**Information given**
— begin —

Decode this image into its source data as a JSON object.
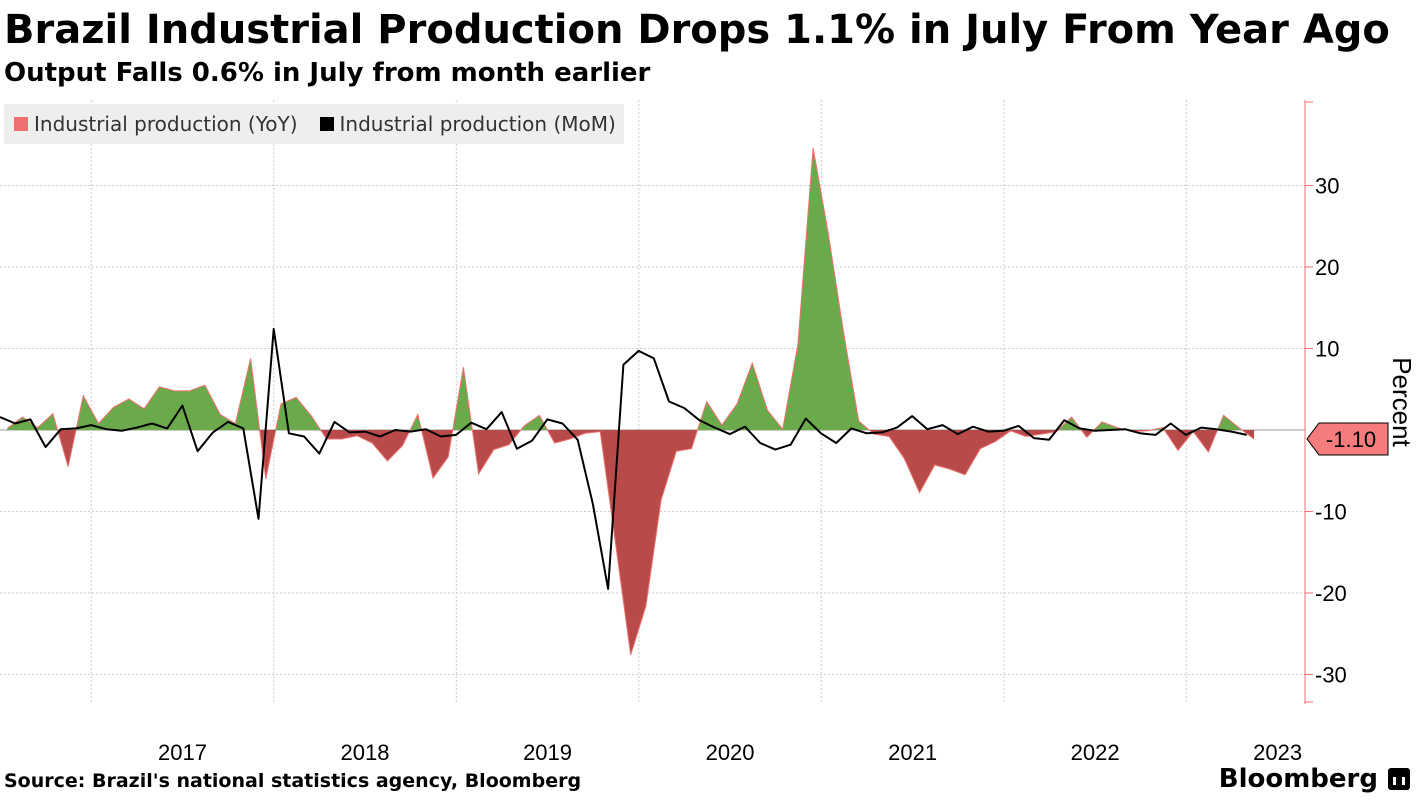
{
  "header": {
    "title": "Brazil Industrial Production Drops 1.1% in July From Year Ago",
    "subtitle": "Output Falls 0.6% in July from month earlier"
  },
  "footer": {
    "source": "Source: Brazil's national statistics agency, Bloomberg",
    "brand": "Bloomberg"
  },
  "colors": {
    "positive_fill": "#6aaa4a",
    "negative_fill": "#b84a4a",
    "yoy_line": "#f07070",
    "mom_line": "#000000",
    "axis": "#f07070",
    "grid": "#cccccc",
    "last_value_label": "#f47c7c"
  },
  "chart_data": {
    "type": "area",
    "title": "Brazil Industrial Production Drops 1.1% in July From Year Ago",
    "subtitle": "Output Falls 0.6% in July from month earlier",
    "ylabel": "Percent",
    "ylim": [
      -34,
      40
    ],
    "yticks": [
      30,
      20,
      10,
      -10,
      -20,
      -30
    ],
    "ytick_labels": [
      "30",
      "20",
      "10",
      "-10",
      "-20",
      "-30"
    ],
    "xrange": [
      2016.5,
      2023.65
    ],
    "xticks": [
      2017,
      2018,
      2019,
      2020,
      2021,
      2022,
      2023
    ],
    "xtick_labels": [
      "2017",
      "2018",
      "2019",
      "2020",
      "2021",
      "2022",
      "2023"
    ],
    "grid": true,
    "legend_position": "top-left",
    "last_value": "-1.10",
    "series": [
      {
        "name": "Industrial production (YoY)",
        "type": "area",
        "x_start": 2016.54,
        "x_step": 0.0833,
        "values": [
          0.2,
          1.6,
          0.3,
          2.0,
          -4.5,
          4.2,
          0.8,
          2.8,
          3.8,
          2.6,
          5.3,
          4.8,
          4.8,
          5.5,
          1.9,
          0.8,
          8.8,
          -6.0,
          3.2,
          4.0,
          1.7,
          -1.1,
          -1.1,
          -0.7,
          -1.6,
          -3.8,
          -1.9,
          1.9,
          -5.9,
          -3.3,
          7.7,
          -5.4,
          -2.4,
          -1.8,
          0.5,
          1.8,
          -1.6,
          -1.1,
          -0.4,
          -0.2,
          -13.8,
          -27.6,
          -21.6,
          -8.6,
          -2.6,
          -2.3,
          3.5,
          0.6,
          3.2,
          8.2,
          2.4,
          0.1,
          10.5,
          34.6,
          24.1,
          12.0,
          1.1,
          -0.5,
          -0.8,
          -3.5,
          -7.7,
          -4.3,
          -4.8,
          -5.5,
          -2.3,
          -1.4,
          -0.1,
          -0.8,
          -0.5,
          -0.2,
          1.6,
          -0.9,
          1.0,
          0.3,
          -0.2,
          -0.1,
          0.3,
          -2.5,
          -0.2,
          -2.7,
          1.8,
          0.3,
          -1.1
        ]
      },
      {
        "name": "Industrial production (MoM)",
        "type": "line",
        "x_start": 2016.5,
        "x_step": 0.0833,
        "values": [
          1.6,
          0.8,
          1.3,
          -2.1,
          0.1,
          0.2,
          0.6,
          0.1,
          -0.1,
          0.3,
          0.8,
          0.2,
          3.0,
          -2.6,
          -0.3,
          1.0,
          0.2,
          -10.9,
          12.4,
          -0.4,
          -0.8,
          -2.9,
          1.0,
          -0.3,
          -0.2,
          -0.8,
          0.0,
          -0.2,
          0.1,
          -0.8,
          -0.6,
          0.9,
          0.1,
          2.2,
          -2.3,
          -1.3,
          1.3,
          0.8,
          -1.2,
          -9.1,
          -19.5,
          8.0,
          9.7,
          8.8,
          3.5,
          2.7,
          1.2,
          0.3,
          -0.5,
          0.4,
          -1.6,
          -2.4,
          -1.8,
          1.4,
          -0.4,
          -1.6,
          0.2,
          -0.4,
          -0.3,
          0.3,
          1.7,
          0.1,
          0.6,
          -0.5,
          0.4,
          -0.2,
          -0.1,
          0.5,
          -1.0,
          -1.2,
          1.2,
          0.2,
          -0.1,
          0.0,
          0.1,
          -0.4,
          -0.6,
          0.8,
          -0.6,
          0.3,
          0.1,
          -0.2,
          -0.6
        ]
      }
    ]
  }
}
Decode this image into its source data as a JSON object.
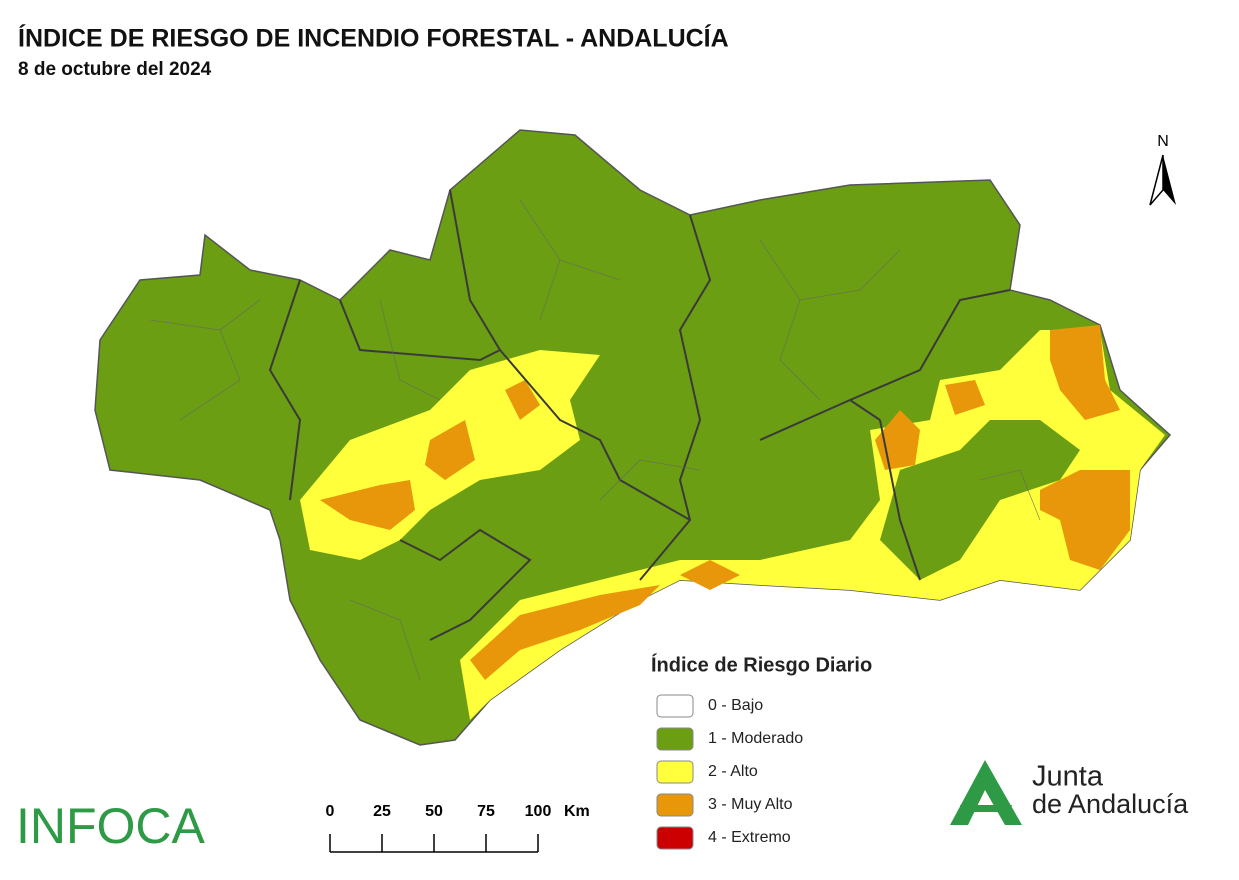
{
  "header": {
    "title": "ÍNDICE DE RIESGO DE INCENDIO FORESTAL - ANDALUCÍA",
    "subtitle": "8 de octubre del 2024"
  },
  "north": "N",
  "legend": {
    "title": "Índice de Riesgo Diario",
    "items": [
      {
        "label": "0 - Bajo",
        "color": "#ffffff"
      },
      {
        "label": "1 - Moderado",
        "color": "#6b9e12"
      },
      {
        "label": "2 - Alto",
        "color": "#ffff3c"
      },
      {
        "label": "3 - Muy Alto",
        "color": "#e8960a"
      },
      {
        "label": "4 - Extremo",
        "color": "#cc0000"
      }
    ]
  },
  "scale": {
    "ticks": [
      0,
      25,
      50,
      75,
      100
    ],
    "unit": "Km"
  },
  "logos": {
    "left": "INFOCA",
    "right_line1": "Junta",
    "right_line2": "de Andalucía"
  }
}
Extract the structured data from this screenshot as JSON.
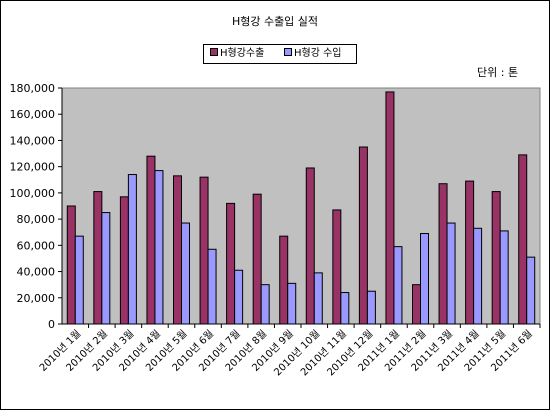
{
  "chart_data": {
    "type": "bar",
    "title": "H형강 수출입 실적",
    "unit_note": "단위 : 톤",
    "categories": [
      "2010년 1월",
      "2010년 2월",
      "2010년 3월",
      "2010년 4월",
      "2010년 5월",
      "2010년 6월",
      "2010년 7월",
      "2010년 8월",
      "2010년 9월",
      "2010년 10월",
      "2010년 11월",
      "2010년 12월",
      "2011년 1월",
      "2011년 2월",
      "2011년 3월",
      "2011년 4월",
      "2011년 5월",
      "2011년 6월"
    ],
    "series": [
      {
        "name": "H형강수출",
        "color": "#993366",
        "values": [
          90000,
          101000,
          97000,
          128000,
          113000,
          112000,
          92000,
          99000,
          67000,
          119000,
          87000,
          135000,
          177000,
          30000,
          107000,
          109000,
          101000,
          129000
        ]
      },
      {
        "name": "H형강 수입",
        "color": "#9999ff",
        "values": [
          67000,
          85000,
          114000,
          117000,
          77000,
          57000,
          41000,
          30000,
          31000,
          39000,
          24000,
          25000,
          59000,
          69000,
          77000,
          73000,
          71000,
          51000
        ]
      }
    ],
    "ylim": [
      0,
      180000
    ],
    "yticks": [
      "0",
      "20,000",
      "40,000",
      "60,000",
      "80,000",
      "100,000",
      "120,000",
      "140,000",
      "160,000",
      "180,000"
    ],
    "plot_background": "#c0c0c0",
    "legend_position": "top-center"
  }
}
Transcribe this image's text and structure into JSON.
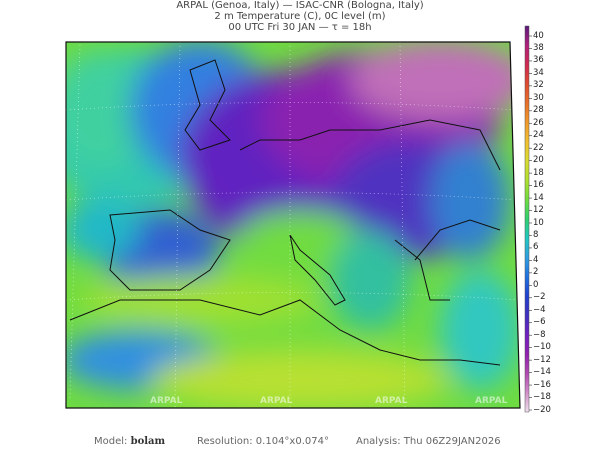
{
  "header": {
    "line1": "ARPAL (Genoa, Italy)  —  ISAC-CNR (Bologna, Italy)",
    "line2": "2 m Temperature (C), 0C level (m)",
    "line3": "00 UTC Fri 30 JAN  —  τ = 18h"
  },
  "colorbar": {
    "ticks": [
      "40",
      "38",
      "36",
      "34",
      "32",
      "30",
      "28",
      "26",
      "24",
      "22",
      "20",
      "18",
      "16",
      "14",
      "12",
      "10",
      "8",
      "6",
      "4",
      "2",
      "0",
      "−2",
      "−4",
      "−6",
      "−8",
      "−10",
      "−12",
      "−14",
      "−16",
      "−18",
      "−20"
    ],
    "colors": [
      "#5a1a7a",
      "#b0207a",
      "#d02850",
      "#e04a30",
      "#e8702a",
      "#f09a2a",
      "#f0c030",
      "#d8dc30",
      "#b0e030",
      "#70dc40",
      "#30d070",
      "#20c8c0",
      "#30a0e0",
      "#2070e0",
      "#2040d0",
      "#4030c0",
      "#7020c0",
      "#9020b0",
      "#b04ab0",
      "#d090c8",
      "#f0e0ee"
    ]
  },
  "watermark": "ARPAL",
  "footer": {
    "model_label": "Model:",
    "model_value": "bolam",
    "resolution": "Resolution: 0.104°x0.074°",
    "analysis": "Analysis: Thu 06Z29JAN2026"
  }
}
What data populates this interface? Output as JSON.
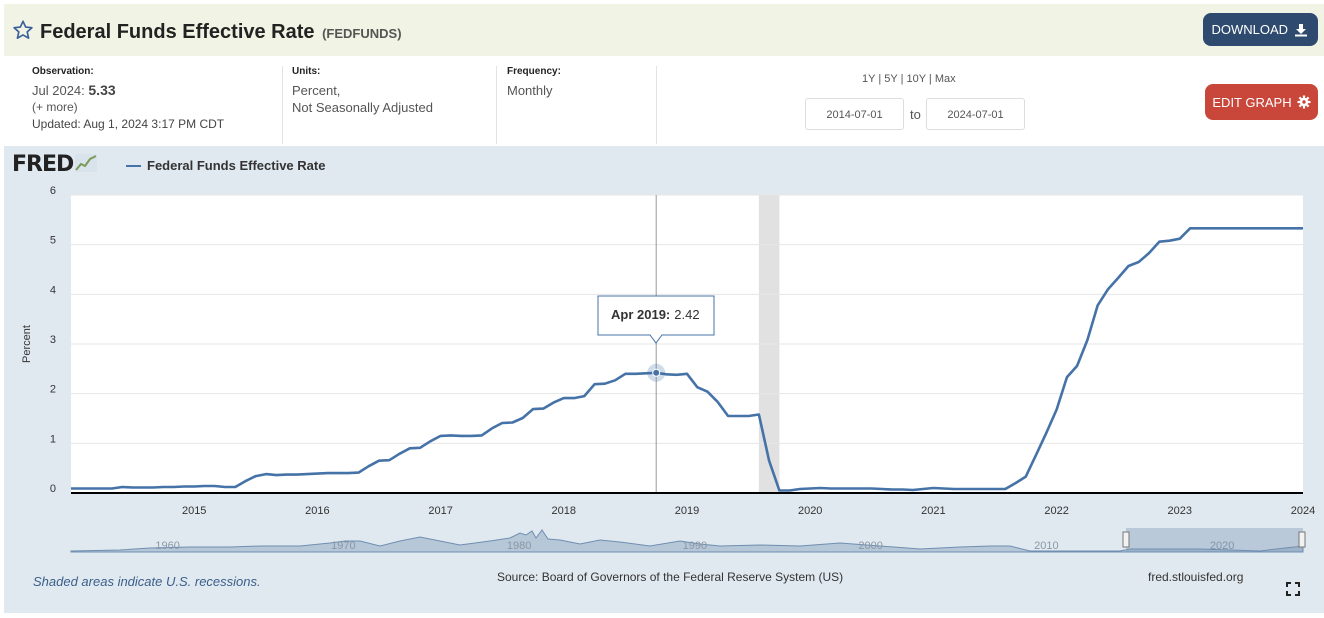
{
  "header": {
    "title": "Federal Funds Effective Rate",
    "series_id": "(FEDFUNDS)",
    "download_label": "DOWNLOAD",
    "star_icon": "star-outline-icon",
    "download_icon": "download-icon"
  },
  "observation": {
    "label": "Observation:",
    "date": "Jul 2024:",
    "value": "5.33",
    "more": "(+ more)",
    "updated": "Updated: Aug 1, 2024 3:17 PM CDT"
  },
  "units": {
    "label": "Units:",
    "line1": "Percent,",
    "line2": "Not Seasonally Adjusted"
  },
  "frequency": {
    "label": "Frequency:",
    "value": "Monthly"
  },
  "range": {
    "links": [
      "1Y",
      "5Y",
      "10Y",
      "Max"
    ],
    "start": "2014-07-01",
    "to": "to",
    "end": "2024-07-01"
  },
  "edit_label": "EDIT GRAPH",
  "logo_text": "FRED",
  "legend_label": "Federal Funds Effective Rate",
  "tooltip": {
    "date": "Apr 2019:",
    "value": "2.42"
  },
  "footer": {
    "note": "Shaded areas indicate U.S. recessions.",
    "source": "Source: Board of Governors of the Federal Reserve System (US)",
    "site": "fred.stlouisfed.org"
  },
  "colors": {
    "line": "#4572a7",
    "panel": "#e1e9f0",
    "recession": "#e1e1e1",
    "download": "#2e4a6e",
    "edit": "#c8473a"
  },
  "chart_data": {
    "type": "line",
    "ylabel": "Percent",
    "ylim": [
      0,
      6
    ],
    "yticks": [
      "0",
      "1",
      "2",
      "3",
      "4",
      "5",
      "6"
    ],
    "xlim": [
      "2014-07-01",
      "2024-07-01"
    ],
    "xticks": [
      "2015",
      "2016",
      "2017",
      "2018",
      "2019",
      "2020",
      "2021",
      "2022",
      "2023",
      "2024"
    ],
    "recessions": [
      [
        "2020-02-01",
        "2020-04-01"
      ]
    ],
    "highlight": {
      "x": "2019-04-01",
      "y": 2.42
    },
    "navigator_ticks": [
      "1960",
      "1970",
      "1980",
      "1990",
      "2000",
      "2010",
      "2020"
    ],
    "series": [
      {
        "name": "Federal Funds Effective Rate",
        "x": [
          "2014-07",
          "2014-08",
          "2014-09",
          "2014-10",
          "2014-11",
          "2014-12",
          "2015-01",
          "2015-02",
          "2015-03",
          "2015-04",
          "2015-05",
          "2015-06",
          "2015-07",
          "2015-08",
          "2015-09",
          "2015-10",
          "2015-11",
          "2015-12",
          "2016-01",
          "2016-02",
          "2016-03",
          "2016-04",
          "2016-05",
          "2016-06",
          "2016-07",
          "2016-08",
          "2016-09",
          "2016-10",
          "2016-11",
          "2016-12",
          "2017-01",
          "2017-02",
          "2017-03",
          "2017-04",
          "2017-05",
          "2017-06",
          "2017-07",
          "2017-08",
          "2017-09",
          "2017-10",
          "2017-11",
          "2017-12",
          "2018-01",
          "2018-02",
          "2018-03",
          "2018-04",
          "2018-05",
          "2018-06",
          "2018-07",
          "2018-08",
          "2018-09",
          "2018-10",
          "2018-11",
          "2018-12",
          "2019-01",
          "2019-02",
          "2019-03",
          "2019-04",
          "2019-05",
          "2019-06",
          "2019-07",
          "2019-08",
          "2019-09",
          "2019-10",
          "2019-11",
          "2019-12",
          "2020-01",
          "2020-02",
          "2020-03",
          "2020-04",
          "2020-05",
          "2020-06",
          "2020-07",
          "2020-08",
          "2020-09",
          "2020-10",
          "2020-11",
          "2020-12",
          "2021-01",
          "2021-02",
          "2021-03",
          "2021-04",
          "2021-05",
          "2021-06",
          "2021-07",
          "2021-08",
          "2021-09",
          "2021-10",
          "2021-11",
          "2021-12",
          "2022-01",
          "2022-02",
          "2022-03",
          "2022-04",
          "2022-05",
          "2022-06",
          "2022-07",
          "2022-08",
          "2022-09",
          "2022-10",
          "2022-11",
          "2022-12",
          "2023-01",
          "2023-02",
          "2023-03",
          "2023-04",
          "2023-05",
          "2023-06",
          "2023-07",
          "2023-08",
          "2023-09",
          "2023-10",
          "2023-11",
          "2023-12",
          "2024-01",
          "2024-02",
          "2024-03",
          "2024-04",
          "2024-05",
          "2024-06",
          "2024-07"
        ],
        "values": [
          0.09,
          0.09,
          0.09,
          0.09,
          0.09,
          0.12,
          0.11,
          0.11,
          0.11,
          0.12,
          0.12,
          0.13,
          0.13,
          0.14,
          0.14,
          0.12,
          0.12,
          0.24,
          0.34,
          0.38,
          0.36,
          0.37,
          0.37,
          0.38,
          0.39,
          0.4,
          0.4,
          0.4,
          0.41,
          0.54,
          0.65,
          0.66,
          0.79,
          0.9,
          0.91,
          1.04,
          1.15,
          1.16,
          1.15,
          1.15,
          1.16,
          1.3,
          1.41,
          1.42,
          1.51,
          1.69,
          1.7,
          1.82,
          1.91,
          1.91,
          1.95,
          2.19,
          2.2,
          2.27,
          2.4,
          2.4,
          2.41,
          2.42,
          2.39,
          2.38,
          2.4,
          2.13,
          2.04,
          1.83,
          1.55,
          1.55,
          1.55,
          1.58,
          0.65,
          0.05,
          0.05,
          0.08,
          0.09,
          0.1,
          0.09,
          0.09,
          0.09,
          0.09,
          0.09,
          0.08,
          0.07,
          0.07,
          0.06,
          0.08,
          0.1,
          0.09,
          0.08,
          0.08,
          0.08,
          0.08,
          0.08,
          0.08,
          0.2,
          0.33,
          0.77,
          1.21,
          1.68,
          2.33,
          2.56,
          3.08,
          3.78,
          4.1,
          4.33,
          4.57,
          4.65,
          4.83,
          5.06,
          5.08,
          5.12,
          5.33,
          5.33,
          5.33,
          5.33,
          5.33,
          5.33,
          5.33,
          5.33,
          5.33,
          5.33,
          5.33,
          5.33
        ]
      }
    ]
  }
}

— end —

**Objective**
Extract all lines that hold the word "name".

**The solution**
        "name": "Industrial production (YoY)",
        "name": "Industrial production (MoM)",
        "name": "H형강수출",
        "name": "H형강 수입",
        "name": "Federal Funds Effective Rate",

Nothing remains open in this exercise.